**** Selected excerpt ****

Let’s break down 3 key ML algorithms — Linear Regression, KNN, and Decision Trees.

1️⃣ Linear Regression (Supervised Learning)
Purpose: Predicting continuous numerical values
Concept: Draw a straight line through data points that best predicts an outcome based on input features.

🔸 How It Works:
The model finds the best-fit line: y = mx + c, where x is input, y is the predicted output. It adjusts the slope (m) and intercept (c) to minimize the error between predicted and actual values.

🔸 Example:
You want to predict house prices based on size.
Input: Size of house in sq ft
Output: Price of the house
If 1000 sq ft = ₹20L, 1500 = ₹30L, 2000 = ₹40L — the model learns the relationship and can predict prices for other sizes.

🔸 Used In:
⦁ Sales forecasting
⦁ Stock market prediction
⦁ Weather trends

2️⃣ K-Nearest Neighbors (KNN) (Supervised Learning)
Purpose: Classifying data points based on their neighbors
Concept: “Tell me who your neighbors are, and I’ll tell you who you are.”

🔸 How It Works:
Pick a number K (e.g. 3 or 5). The model checks the K closest data points to the new input using distance (like Euclidean distance) and assigns the most common class from those neighbors.

🔸 Example:
You want to classify a fruit based on weight and color.
Input: Weight = 150g, Color = Yellow
KNN looks at the 5 nearest fruits with similar features — if 3 are bananas, it predicts “banana.”

****

> [Task directions] Please resume the text on three ML algorithms right after its last sentence. You won't need the listing.

**** Data for review ****

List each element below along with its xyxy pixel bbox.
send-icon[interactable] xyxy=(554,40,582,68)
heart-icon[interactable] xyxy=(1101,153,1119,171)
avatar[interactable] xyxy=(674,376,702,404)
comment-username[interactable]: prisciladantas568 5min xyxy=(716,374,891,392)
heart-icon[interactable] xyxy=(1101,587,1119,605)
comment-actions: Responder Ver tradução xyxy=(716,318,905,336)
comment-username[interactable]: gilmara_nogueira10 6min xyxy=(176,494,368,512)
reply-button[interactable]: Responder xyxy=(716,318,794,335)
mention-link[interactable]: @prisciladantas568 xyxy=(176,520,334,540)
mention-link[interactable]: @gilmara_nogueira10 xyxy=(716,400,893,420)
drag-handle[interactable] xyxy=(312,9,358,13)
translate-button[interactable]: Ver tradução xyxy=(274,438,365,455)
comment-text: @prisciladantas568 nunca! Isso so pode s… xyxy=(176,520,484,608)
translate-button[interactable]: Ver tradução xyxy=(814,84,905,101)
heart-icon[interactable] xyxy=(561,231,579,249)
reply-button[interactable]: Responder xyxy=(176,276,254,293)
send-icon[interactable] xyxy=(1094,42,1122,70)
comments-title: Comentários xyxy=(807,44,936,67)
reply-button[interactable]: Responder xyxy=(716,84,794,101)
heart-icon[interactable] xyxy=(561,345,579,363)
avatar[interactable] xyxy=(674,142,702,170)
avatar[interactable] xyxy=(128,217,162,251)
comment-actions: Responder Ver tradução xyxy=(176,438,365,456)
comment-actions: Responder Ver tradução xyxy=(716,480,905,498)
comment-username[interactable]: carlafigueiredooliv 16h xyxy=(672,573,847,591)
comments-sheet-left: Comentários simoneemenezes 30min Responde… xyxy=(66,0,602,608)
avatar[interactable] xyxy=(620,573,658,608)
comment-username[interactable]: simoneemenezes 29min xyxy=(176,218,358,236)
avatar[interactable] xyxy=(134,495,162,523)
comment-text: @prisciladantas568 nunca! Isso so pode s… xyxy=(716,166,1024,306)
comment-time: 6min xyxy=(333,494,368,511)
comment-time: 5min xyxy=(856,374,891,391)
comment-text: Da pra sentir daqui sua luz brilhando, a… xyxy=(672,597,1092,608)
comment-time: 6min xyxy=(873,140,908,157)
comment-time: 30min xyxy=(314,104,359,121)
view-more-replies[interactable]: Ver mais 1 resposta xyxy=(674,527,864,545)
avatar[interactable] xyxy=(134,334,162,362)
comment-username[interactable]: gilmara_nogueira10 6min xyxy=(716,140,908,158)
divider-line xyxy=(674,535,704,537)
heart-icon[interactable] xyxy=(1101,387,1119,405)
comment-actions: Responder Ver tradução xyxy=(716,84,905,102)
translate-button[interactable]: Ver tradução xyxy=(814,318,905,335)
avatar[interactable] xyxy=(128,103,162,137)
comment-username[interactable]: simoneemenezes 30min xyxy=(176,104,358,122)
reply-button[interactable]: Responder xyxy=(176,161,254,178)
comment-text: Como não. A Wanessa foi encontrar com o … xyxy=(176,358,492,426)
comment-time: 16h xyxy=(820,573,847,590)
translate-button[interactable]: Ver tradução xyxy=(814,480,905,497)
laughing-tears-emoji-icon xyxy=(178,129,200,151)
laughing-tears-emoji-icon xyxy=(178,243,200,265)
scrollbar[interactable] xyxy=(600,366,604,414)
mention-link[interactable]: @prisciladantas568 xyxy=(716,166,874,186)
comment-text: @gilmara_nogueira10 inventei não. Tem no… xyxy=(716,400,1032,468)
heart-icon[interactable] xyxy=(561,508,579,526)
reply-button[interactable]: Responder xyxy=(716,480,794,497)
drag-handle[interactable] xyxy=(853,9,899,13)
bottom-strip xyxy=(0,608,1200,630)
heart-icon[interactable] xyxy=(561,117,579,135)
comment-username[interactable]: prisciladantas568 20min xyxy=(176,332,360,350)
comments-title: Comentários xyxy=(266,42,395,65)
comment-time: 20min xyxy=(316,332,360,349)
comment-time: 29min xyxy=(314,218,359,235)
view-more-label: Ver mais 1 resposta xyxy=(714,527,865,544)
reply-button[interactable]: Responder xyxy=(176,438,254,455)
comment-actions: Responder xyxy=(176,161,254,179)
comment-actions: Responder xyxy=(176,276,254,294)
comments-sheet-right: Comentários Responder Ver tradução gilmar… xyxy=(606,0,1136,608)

****

> [Written response]
🔸 Used In:
⦁ Recommender systems (like Netflix or Amazon)
⦁ Face recognition
⦁ Handwriting detection

3️⃣ Decision Trees (Supervised Learning)
Purpose: Classification and regression using a tree-like model of decisions
Concept: Think of it like a series of yes/no questions to reach a conclusion.

🔸 How It Works:
The model creates a tree from the training data. Each node represents a decision based on a feature. The branches split data based on conditions. The leaf nodes give the final outcome.

🔸 Example:
You want to predict if a person will buy a product based on age and income.
Start at the root:
Is age > 30?
→ Yes → Is income > 50K?
→ Yes → Buy
→ No → Don't Buy
→ No → Don’t Buy

🔸 Used In:
⦁ Loan approval
⦁ Diagnosing diseases
⦁ Business decision making

💡 Quick Summary:
Linear Regression = Predict numbers based on past data
KNN = Predict category by checking similar past examples
Decision Tree = Predict based on step-by-step rules

💬 Tap ❤️ for more!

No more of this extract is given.